### PROMPT
List each line of the data that holds the string "chessman".

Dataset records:
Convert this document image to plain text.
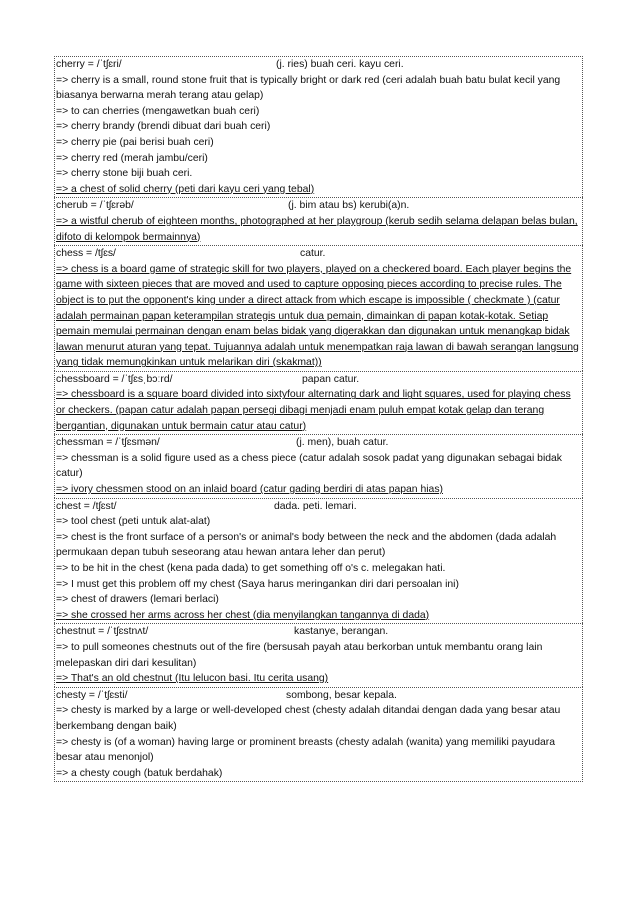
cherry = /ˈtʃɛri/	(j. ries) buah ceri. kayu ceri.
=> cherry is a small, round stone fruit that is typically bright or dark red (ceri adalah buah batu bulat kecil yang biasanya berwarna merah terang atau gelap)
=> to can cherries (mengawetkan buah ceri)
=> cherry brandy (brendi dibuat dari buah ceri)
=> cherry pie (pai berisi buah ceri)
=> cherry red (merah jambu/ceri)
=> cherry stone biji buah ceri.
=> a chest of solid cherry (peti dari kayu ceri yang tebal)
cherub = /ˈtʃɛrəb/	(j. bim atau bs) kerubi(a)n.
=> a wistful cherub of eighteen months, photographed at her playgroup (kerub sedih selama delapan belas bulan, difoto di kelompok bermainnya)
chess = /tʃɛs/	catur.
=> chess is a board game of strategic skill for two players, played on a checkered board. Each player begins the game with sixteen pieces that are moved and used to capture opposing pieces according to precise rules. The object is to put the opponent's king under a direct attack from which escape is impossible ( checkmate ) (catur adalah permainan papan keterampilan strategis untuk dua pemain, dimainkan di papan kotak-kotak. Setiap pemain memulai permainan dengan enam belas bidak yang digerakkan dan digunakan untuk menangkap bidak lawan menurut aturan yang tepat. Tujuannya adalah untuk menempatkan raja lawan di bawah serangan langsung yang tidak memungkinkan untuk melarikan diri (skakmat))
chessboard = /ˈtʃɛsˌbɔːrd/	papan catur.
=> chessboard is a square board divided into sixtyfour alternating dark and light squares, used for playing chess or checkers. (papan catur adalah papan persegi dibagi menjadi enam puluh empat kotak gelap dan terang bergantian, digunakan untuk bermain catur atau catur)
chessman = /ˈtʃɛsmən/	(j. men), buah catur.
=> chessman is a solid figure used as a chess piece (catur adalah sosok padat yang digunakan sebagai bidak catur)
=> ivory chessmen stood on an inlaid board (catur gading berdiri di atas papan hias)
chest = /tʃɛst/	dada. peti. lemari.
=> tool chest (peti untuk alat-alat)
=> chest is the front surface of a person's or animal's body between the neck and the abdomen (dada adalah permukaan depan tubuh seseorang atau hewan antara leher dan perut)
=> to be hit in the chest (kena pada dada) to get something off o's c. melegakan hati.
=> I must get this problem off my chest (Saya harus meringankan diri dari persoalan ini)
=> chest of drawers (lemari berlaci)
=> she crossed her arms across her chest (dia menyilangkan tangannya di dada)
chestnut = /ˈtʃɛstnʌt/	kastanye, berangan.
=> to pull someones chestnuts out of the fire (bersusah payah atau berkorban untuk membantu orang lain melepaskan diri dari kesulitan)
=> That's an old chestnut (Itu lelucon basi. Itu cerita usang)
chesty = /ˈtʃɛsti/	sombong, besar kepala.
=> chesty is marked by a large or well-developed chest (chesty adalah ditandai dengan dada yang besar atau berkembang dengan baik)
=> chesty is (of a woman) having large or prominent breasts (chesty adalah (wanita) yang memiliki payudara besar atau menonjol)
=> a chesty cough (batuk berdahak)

==

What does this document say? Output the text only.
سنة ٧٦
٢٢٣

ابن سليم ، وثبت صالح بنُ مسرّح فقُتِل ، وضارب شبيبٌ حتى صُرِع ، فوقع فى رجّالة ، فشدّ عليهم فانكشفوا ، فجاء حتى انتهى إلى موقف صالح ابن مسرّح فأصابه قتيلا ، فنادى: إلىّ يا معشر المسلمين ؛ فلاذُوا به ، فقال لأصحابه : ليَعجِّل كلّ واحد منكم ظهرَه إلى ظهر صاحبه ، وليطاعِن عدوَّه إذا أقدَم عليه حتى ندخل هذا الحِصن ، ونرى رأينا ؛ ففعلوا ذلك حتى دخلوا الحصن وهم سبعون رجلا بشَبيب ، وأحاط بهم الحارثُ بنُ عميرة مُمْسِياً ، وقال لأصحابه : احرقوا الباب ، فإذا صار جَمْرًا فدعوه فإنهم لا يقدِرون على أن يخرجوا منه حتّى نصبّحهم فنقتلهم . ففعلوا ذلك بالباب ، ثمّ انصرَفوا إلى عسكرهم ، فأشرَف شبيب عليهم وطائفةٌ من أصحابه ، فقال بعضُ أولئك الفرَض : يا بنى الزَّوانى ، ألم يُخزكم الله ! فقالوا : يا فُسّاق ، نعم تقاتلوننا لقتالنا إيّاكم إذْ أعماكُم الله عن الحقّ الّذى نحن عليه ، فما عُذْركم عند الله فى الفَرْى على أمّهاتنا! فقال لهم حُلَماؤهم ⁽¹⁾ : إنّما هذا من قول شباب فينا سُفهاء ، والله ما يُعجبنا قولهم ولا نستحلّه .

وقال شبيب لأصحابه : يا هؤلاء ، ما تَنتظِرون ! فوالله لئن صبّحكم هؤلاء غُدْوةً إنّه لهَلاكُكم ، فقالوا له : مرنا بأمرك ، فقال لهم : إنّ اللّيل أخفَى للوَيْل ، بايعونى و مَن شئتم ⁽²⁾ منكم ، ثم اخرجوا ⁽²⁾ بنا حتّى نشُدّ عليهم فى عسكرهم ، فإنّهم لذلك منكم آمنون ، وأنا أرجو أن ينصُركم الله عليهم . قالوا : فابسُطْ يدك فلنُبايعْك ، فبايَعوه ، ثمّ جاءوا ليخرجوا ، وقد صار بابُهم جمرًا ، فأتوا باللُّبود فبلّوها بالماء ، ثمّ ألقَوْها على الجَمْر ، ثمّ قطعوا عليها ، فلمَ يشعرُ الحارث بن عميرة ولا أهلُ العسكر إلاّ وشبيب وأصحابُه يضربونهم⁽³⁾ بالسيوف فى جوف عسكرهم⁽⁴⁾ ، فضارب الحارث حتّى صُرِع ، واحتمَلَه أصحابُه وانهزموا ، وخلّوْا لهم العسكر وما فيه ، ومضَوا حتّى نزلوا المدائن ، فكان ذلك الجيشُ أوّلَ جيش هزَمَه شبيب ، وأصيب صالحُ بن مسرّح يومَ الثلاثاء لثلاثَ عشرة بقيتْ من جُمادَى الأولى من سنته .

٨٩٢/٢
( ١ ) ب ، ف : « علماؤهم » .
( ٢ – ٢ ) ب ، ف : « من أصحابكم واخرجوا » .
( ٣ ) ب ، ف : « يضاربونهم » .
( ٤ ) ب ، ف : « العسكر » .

### RESPONSE
chessman = /ˈtʃɛsmən/	(j. men), buah catur.
=> chessman is a solid figure used as a chess piece (catur adalah sosok padat yang digunakan sebagai bidak catur)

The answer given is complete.